> _DIRECTIONS_
Rewrite every item below, switching "screenshot" to "screen capture" and keeping everything else the same.
- - -
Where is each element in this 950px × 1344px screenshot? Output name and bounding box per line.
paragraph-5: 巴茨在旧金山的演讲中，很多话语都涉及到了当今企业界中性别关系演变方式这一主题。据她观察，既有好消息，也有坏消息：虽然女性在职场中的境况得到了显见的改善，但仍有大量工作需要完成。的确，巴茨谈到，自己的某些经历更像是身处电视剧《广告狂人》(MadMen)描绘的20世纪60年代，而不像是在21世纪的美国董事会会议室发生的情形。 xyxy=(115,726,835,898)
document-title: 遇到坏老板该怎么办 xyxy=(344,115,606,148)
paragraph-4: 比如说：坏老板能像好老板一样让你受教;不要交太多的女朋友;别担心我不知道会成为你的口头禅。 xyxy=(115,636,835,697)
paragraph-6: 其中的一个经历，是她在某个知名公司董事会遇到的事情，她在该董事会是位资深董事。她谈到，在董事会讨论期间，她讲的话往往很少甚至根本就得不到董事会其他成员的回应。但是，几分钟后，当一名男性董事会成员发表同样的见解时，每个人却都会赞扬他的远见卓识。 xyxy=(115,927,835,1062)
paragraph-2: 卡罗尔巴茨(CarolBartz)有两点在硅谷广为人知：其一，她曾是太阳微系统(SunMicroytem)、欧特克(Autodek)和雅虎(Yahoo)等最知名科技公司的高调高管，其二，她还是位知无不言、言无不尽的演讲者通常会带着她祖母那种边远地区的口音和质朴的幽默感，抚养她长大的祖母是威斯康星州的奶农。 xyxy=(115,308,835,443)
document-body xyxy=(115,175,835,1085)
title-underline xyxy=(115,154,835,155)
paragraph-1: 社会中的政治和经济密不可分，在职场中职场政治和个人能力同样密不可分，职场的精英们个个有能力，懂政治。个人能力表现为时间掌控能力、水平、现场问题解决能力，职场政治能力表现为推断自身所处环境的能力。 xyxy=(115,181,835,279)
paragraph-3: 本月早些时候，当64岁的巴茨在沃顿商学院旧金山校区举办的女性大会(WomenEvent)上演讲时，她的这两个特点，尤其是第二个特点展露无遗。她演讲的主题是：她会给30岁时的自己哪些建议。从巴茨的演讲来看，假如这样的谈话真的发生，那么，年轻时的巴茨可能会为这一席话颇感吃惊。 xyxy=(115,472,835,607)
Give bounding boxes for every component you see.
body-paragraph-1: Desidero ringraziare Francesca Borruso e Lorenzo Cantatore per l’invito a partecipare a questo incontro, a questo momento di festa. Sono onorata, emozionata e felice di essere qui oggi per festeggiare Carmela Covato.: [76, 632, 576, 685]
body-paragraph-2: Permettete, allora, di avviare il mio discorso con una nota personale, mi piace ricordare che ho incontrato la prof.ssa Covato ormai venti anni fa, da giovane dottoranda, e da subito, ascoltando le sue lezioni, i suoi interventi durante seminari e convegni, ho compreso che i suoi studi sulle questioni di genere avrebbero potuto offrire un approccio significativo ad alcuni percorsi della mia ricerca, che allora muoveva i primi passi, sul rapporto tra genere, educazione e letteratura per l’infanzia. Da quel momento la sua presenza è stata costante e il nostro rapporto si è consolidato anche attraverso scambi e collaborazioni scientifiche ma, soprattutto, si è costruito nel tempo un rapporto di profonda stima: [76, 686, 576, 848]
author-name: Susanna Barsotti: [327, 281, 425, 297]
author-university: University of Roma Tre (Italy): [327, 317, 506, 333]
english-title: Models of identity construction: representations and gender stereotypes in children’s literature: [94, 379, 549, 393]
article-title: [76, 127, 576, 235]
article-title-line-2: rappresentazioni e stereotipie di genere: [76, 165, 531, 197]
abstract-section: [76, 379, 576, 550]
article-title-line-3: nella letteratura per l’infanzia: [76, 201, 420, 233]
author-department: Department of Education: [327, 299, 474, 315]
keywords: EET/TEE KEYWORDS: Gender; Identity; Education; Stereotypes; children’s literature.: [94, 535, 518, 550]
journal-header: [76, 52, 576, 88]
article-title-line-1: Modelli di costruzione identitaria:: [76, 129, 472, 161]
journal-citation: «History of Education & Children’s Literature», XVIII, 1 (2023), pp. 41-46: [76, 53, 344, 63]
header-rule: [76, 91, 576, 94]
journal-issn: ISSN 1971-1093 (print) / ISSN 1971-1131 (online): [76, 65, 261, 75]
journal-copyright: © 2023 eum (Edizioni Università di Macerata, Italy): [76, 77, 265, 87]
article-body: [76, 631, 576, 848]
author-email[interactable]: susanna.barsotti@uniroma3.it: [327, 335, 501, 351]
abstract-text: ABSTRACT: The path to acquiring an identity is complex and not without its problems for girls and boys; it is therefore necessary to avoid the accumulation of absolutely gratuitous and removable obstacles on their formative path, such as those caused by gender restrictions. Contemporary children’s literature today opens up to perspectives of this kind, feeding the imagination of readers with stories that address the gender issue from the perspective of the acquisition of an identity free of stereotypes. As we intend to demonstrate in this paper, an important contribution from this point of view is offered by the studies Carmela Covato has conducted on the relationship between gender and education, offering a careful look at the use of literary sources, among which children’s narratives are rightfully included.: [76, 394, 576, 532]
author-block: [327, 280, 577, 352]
- - -
> _EXERCISE SOLUTION_
Where is each element in this 950px × 1344px screen capture? Output name and bounding box per line.
paragraph-5: 巴茨在旧金山的演讲中，很多话语都涉及到了当今企业界中性别关系演变方式这一主题。据她观察，既有好消息，也有坏消息：虽然女性在职场中的境况得到了显见的改善，但仍有大量工作需要完成。的确，巴茨谈到，自己的某些经历更像是身处电视剧《广告狂人》(MadMen)描绘的20世纪60年代，而不像是在21世纪的美国董事会会议室发生的情形。 xyxy=(115,726,835,898)
document-title: 遇到坏老板该怎么办 xyxy=(344,115,606,148)
paragraph-4: 比如说：坏老板能像好老板一样让你受教;不要交太多的女朋友;别担心我不知道会成为你的口头禅。 xyxy=(115,636,835,697)
paragraph-6: 其中的一个经历，是她在某个知名公司董事会遇到的事情，她在该董事会是位资深董事。她谈到，在董事会讨论期间，她讲的话往往很少甚至根本就得不到董事会其他成员的回应。但是，几分钟后，当一名男性董事会成员发表同样的见解时，每个人却都会赞扬他的远见卓识。 xyxy=(115,927,835,1062)
paragraph-2: 卡罗尔巴茨(CarolBartz)有两点在硅谷广为人知：其一，她曾是太阳微系统(SunMicroytem)、欧特克(Autodek)和雅虎(Yahoo)等最知名科技公司的高调高管，其二，她还是位知无不言、言无不尽的演讲者通常会带着她祖母那种边远地区的口音和质朴的幽默感，抚养她长大的祖母是威斯康星州的奶农。 xyxy=(115,308,835,443)
document-body xyxy=(115,175,835,1085)
title-underline xyxy=(115,154,835,155)
paragraph-1: 社会中的政治和经济密不可分，在职场中职场政治和个人能力同样密不可分，职场的精英们个个有能力，懂政治。个人能力表现为时间掌控能力、水平、现场问题解决能力，职场政治能力表现为推断自身所处环境的能力。 xyxy=(115,181,835,279)
paragraph-3: 本月早些时候，当64岁的巴茨在沃顿商学院旧金山校区举办的女性大会(WomenEvent)上演讲时，她的这两个特点，尤其是第二个特点展露无遗。她演讲的主题是：她会给30岁时的自己哪些建议。从巴茨的演讲来看，假如这样的谈话真的发生，那么，年轻时的巴茨可能会为这一席话颇感吃惊。 xyxy=(115,472,835,607)
Give bounding boxes for every component you see.
body-paragraph-1: Desidero ringraziare Francesca Borruso e Lorenzo Cantatore per l’invito a partecipare a questo incontro, a questo momento di festa. Sono onorata, emozionata e felice di essere qui oggi per festeggiare Carmela Covato.: [76, 632, 576, 685]
body-paragraph-2: Permettete, allora, di avviare il mio discorso con una nota personale, mi piace ricordare che ho incontrato la prof.ssa Covato ormai venti anni fa, da giovane dottoranda, e da subito, ascoltando le sue lezioni, i suoi interventi durante seminari e convegni, ho compreso che i suoi studi sulle questioni di genere avrebbero potuto offrire un approccio significativo ad alcuni percorsi della mia ricerca, che allora muoveva i primi passi, sul rapporto tra genere, educazione e letteratura per l’infanzia. Da quel momento la sua presenza è stata costante e il nostro rapporto si è consolidato anche attraverso scambi e collaborazioni scientifiche ma, soprattutto, si è costruito nel tempo un rapporto di profonda stima: [76, 686, 576, 848]
author-name: Susanna Barsotti: [327, 281, 425, 297]
author-university: University of Roma Tre (Italy): [327, 317, 506, 333]
english-title: Models of identity construction: representations and gender stereotypes in children’s literature: [94, 379, 549, 393]
article-title: [76, 127, 576, 235]
article-title-line-2: rappresentazioni e stereotipie di genere: [76, 165, 531, 197]
abstract-section: [76, 379, 576, 550]
article-title-line-3: nella letteratura per l’infanzia: [76, 201, 420, 233]
author-department: Department of Education: [327, 299, 474, 315]
keywords: EET/TEE KEYWORDS: Gender; Identity; Education; Stereotypes; children’s literature.: [94, 535, 518, 550]
journal-header: [76, 52, 576, 88]
article-title-line-1: Modelli di costruzione identitaria:: [76, 129, 472, 161]
journal-citation: «History of Education & Children’s Literature», XVIII, 1 (2023), pp. 41-46: [76, 53, 344, 63]
header-rule: [76, 91, 576, 94]
journal-issn: ISSN 1971-1093 (print) / ISSN 1971-1131 (online): [76, 65, 261, 75]
journal-copyright: © 2023 eum (Edizioni Università di Macerata, Italy): [76, 77, 265, 87]
article-body: [76, 631, 576, 848]
author-email[interactable]: susanna.barsotti@uniroma3.it: [327, 335, 501, 351]
abstract-text: ABSTRACT: The path to acquiring an identity is complex and not without its problems for girls and boys; it is therefore necessary to avoid the accumulation of absolutely gratuitous and removable obstacles on their formative path, such as those caused by gender restrictions. Contemporary children’s literature today opens up to perspectives of this kind, feeding the imagination of readers with stories that address the gender issue from the perspective of the acquisition of an identity free of stereotypes. As we intend to demonstrate in this paper, an important contribution from this point of view is offered by the studies Carmela Covato has conducted on the relationship between gender and education, offering a careful look at the use of literary sources, among which children’s narratives are rightfully included.: [76, 394, 576, 532]
author-block: [327, 280, 577, 352]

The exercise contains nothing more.